Task instructions:
a. In the passage below on fourth-quarter GDP, reproduce everything from "The U.S. economy" down to "by historical standards.", renaming "Bureau of Economic Analysis" to "BEA".
b. Extend the passage below on the downward revision of fourth-quarter GDP, beginning after its final sentence.

Given passage:
The U.S. economy grew at just 0.5% in the final quarter of 2025, the Bureau of Economic Analysis confirmed in its third and final GDP estimate released in late March 2026. That figure is down sharply from the 1.4% advance reading published in January and the 0.7% second estimate that followed, a nearly full-percentage-point downward revision across three releases that is unusually large by historical standards.
The revision landed on Wall Street like a cold splash of water. Major indexes sold off on the day of the release, Treasury yields dropped as traders moved into safer assets, and the word that many investors had hoped to retire from the conversation came roaring back: stagflation.
Why the revisions were so large
A prolonged federal government shutdown, which the Associated Press reported lasted 43 days (note: the linked article’s URL slug references additional topics and may have been updated since original publication), disrupted the normal flow of data that feeds into GDP calculations. Surveys were delayed, administrative records arrived late, and the BEA was forced to build its earlier estimates on incomplete inputs. As the missing data trickled in after the government reopened, the picture darkened considerably.

Provided data:
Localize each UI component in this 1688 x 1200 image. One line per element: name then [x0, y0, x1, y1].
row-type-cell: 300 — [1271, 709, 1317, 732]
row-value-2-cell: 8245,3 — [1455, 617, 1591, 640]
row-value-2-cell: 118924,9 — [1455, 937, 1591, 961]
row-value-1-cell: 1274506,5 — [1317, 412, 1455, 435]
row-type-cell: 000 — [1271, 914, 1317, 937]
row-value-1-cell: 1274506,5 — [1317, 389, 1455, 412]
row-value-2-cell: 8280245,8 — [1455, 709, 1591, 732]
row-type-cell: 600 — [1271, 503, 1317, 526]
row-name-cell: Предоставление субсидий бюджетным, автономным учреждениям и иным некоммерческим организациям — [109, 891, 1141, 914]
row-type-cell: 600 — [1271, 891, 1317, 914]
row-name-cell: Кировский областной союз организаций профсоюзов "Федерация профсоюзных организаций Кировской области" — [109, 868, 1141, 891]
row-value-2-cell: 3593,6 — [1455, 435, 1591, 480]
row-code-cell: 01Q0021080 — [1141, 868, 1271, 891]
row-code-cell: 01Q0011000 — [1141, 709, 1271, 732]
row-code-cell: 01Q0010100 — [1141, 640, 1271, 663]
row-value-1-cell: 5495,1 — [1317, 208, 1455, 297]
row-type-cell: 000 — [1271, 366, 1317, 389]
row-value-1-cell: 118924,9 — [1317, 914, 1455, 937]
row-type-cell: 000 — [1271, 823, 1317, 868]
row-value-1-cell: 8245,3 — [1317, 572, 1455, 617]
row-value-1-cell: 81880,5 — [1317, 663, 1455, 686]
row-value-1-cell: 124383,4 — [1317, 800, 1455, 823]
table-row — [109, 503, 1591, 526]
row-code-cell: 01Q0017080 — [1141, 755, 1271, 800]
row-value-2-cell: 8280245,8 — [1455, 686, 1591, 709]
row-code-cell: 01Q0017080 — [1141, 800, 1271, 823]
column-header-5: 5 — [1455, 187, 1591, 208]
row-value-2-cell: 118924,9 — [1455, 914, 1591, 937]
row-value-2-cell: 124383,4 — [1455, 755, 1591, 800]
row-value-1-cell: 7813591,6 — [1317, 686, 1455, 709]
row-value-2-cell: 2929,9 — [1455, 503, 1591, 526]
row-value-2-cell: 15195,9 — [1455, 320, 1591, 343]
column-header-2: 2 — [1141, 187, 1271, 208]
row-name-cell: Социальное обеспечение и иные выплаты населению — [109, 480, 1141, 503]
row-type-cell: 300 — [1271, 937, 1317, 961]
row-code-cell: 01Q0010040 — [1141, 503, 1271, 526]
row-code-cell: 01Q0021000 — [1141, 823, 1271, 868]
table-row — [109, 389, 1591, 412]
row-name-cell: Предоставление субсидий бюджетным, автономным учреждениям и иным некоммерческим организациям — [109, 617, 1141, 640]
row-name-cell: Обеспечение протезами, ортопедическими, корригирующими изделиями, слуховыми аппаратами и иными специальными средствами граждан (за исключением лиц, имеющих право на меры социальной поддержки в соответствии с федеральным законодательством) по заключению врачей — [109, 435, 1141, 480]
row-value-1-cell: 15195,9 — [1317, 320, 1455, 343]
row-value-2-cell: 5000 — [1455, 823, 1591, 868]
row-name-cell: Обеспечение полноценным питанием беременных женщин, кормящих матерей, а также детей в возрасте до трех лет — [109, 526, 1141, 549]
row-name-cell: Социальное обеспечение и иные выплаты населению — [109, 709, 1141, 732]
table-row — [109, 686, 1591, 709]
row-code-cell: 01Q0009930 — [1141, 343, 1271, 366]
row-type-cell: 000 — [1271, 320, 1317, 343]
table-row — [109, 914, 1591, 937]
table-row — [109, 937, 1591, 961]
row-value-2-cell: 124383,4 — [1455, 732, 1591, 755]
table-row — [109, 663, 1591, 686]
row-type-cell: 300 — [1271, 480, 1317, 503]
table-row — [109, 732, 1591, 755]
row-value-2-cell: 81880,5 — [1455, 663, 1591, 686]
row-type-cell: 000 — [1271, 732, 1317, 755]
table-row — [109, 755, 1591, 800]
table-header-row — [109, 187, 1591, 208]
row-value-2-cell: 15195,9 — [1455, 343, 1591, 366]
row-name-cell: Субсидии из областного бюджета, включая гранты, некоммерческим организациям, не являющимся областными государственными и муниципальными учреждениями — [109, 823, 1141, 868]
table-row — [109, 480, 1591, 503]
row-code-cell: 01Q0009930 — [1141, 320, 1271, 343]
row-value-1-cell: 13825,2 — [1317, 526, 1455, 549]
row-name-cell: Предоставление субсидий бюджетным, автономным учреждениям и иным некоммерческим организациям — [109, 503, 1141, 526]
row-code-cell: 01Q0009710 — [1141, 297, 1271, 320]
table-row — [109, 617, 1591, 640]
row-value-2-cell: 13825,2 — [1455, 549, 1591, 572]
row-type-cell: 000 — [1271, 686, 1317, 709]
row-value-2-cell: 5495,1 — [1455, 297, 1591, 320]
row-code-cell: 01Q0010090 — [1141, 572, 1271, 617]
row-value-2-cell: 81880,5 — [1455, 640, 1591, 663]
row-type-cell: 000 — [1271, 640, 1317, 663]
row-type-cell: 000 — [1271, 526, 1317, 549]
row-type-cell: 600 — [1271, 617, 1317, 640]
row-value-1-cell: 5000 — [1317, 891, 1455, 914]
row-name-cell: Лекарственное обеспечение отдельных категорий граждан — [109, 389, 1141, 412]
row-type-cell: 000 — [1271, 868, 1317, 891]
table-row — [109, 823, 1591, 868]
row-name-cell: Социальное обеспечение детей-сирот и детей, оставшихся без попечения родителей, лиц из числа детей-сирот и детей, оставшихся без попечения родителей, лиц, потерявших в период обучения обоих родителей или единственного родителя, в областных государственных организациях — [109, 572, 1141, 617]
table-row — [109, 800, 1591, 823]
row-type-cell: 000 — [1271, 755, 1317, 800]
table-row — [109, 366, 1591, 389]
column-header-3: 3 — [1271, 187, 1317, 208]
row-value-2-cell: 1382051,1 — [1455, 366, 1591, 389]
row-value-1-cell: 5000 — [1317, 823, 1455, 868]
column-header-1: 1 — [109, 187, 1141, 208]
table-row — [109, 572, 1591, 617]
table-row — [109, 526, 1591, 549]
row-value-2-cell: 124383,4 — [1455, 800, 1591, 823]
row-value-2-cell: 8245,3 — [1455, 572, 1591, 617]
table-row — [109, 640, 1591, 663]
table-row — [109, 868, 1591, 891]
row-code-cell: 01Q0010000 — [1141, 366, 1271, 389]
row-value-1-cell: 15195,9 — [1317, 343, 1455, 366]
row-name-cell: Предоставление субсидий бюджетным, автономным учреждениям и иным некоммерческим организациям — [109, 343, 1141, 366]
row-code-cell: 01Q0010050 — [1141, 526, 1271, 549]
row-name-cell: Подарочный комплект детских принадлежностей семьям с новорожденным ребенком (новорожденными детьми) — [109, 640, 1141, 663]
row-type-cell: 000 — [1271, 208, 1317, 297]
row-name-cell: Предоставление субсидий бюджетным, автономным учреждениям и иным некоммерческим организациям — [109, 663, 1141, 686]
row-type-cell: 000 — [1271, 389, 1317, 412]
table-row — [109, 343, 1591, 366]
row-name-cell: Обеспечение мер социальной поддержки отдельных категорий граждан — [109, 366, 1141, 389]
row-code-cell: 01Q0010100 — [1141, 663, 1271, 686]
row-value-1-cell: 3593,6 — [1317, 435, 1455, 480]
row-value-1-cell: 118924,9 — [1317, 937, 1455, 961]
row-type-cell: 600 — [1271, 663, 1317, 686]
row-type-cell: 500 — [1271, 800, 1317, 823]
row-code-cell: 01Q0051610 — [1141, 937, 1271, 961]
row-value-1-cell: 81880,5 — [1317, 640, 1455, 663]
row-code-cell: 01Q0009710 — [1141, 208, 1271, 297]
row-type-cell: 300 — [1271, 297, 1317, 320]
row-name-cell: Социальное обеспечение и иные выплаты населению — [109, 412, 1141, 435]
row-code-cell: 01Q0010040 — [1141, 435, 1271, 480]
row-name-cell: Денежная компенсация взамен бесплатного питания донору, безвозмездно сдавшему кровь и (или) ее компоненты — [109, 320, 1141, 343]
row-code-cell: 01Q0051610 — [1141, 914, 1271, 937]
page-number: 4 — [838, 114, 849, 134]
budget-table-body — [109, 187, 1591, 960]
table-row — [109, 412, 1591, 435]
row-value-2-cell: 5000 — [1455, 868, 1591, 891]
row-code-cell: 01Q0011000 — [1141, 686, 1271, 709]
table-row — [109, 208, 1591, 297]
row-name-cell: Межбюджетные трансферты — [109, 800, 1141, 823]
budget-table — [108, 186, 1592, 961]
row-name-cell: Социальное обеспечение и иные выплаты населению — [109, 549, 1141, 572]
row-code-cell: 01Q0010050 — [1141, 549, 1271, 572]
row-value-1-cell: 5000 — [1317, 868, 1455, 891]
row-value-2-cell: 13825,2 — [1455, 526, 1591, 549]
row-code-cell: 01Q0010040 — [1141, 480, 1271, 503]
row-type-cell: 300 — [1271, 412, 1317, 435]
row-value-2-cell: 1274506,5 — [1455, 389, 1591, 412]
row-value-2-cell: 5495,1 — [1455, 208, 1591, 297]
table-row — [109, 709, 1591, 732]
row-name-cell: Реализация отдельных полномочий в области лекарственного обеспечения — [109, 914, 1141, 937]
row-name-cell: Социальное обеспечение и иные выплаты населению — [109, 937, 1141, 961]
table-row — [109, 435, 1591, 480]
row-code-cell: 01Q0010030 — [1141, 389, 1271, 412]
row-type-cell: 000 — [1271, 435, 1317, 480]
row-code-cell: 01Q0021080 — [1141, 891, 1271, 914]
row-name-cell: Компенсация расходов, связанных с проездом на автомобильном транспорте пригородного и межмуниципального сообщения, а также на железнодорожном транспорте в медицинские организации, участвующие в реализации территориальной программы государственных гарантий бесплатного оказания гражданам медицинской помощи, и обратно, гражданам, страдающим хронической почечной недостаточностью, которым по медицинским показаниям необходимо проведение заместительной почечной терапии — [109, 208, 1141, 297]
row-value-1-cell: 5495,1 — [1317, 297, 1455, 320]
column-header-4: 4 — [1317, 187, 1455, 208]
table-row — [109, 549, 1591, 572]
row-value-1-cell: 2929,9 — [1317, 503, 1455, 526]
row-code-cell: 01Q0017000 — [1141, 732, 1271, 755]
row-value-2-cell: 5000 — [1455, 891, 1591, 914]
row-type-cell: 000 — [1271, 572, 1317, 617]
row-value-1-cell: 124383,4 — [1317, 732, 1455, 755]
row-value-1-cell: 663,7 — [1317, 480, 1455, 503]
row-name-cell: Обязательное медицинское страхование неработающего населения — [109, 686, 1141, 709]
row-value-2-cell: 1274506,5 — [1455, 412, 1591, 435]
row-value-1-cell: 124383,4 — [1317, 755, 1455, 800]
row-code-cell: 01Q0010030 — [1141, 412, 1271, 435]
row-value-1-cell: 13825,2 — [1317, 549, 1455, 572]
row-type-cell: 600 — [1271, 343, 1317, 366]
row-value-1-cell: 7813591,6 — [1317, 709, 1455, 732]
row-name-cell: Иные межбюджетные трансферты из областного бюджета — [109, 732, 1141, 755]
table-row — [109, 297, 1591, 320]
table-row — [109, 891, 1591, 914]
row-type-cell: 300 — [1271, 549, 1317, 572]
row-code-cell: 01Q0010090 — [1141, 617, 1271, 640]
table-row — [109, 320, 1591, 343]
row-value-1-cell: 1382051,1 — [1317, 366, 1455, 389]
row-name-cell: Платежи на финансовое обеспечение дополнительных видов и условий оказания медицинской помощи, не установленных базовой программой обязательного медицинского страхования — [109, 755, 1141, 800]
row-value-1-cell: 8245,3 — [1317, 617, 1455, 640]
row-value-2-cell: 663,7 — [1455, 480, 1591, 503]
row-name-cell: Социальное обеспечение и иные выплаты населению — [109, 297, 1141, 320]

The responses:
a.
The U.S. economy grew at just 0.5% in the final quarter of 2025, the BEA confirmed in its third and final GDP estimate released in late March 2026. That figure is down sharply from the 1.4% advance reading published in January and the 0.7% second estimate that followed, a nearly full-percentage-point downward revision across three releases that is unusually large by historical standards.

b.
The BEA acknowledged the disruption, issuing advisories about changes to its release schedule once operations resumed. GDP estimates depend on a cascade of underlying figures, from retail sales surveys to trade data to government spending records. When those inputs arrive late, early estimates carry more uncertainty and revisions tend to run larger than normal.
But data disruptions alone do not explain a 0.5% growth rate. Consumer spending, which accounts for roughly two-thirds of GDP, weakened as households contended with prices rising faster than wages. Grocery bills, rent, and borrowing costs all climbed while paychecks failed to keep pace, and families responded by pulling back on discretionary purchases. That pullback fed directly into slower output.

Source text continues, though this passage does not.